[Goal of the exercise]: Leave the pictures out. Return all other data exactly.

[Provided records]:
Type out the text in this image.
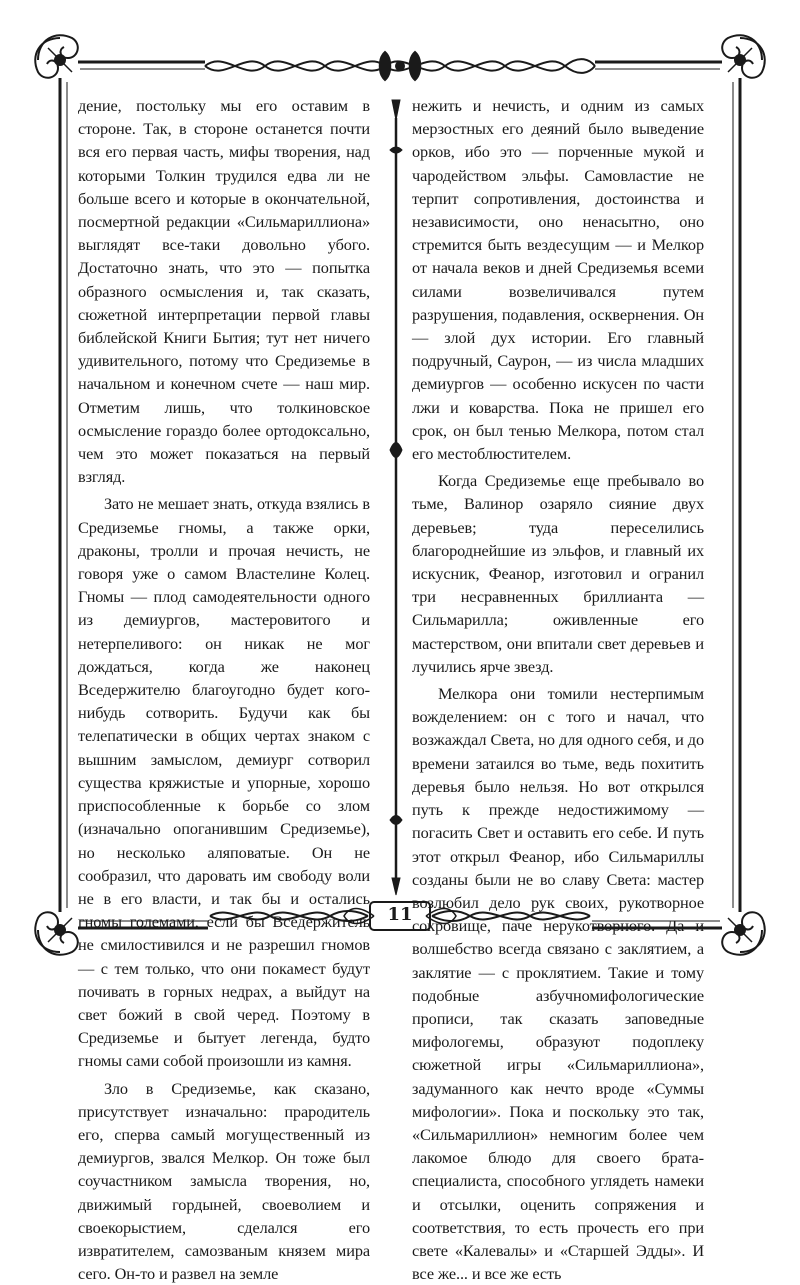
дение, постольку мы его оставим в стороне. Так, в стороне останется почти вся его первая часть, мифы творения, над которыми Толкин трудился едва ли не больше всего и которые в окончательной, посмертной редакции «Сильмариллиона» выглядят все-таки довольно убого. Достаточно знать, что это — попытка образного осмысления и, так сказать, сюжетной интерпретации первой главы библейской Книги Бытия; тут нет ничего удивительного, потому что Средиземье в начальном и конечном счете — наш мир. Отметим лишь, что толкиновское осмысление гораздо более ортодоксально, чем это может показаться на первый взгляд.

Зато не мешает знать, откуда взялись в Средиземье гномы, а также орки, драконы, тролли и прочая нечисть, не говоря уже о самом Властелине Колец. Гномы — плод самодеятельности одного из демиургов, мастеровитого и нетерпеливого: он никак не мог дождаться, когда же наконец Вседержителю благоугодно будет кого-нибудь сотворить. Будучи как бы телепатически в общих чертах знаком с вышним замыслом, демиург сотворил существа кряжистые и упорные, хорошо приспособленные к борьбе со злом (изначально опоганившим Средиземье), но несколько аляповатые. Он не сообразил, что даровать им свободу воли не в его власти, и так бы и остались гномы големами, если бы Вседержитель не смилостивился и не разрешил гномов — с тем только, что они покамест будут почивать в горных недрах, а выйдут на свет божий в свой черед. Поэтому в Средиземье и бытует легенда, будто гномы сами собой произошли из камня.

Зло в Средиземье, как сказано, присутствует изначально: прародитель его, сперва самый могущественный из демиургов, звался Мелкор. Он тоже был соучастником замысла творения, но, движимый гордыней, своеволием и своекорыстием, сделался его извратителем, самозваным князем мира сего. Он-то и развел на земле

нежить и нечисть, и одним из самых мерзостных его деяний было выведение орков, ибо это — порченные мукой и чародейством эльфы. Самовластие не терпит сопротивления, достоинства и независимости, оно ненасытно, оно стремится быть вездесущим — и Мелкор от начала веков и дней Средиземья всеми силами возвеличивался путем разрушения, подавления, осквернения. Он — злой дух истории. Его главный подручный, Саурон, — из числа младших демиургов — особенно искусен по части лжи и коварства. Пока не пришел его срок, он был тенью Мелкора, потом стал его местоблюстителем.

Когда Средиземье еще пребывало во тьме, Валинор озаряло сияние двух деревьев; туда переселились благороднейшие из эльфов, и главный их искусник, Феанор, изготовил и огранил три несравненных бриллианта — Сильмарилла; оживленные его мастерством, они впитали свет деревьев и лучились ярче звезд.

Мелкора они томили нестерпимым вожделением: он с того и начал, что возжаждал Света, но для одного себя, и до времени затаился во тьме, ведь похитить деревья было нельзя. Но вот открылся путь к прежде недостижимому — погасить Свет и оставить его себе. И путь этот открыл Феанор, ибо Сильмариллы созданы были не во славу Света: мастер возлюбил дело рук своих, рукотворное сокровище, паче нерукотворного. Да и волшебство всегда связано с заклятием, а заклятие — с проклятием. Такие и тому подобные азбучномифологические прописи, так сказать заповедные мифологемы, образуют подоплеку сюжетной игры «Сильмариллиона», задуманного как нечто вроде «Суммы мифологии». Пока и поскольку это так, «Сильмариллион» немногим более чем лакомое блюдо для своего брата-специалиста, способного углядеть намеки и отсылки, оценить сопряжения и соответствия, то есть прочесть его при свете «Калевалы» и «Старшей Эдды». И все же... и все же есть

11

[Reply to the task]:
Type out the text in this image.
дение, постольку мы его оставим в стороне. Так, в стороне останется почти вся его первая часть, мифы творения, над которыми Толкин трудился едва ли не больше всего и которые в окончательной, посмертной редакции «Сильмариллиона» выглядят все-таки довольно убого. Достаточно знать, что это — попытка образного осмысления и, так сказать, сюжетной интерпретации первой главы библейской Книги Бытия; тут нет ничего удивительного, потому что Средиземье в начальном и конечном счете — наш мир. Отметим лишь, что толкиновское осмысление гораздо более ортодоксально, чем это может показаться на первый взгляд.

Зато не мешает знать, откуда взялись в Средиземье гномы, а также орки, драконы, тролли и прочая нечисть, не говоря уже о самом Властелине Колец. Гномы — плод самодеятельности одного из демиургов, мастеровитого и нетерпеливого: он никак не мог дождаться, когда же наконец Вседержителю благоугодно будет кого-нибудь сотворить. Будучи как бы телепатически в общих чертах знаком с вышним замыслом, демиург сотворил существа кряжистые и упорные, хорошо приспособленные к борьбе со злом (изначально опоганившим Средиземье), но несколько аляповатые. Он не сообразил, что даровать им свободу воли не в его власти, и так бы и остались гномы големами, если бы Вседержитель не смилостивился и не разрешил гномов — с тем только, что они покамест будут почивать в горных недрах, а выйдут на свет божий в свой черед. Поэтому в Средиземье и бытует легенда, будто гномы сами собой произошли из камня.

Зло в Средиземье, как сказано, присутствует изначально: прародитель его, сперва самый могущественный из демиургов, звался Мелкор. Он тоже был соучастником замысла творения, но, движимый гордыней, своеволием и своекорыстием, сделался его извратителем, самозваным князем мира сего. Он-то и развел на земле

нежить и нечисть, и одним из самых мерзостных его деяний было выведение орков, ибо это — порченные мукой и чародейством эльфы. Самовластие не терпит сопротивления, достоинства и независимости, оно ненасытно, оно стремится быть вездесущим — и Мелкор от начала веков и дней Средиземья всеми силами возвеличивался путем разрушения, подавления, осквернения. Он — злой дух истории. Его главный подручный, Саурон, — из числа младших демиургов — особенно искусен по части лжи и коварства. Пока не пришел его срок, он был тенью Мелкора, потом стал его местоблюстителем.

Когда Средиземье еще пребывало во тьме, Валинор озаряло сияние двух деревьев; туда переселились благороднейшие из эльфов, и главный их искусник, Феанор, изготовил и огранил три несравненных бриллианта — Сильмарилла; оживленные его мастерством, они впитали свет деревьев и лучились ярче звезд.

Мелкора они томили нестерпимым вожделением: он с того и начал, что возжаждал Света, но для одного себя, и до времени затаился во тьме, ведь похитить деревья было нельзя. Но вот открылся путь к прежде недостижимому — погасить Свет и оставить его себе. И путь этот открыл Феанор, ибо Сильмариллы созданы были не во славу Света: мастер возлюбил дело рук своих, рукотворное сокровище, паче нерукотворного. Да и волшебство всегда связано с заклятием, а заклятие — с проклятием. Такие и тому подобные азбучномифологические прописи, так сказать заповедные мифологемы, образуют подоплеку сюжетной игры «Сильмариллиона», задуманного как нечто вроде «Суммы мифологии». Пока и поскольку это так, «Сильмариллион» немногим более чем лакомое блюдо для своего брата-специалиста, способного углядеть намеки и отсылки, оценить сопряжения и соответствия, то есть прочесть его при свете «Калевалы» и «Старшей Эдды». И все же... и все же есть

11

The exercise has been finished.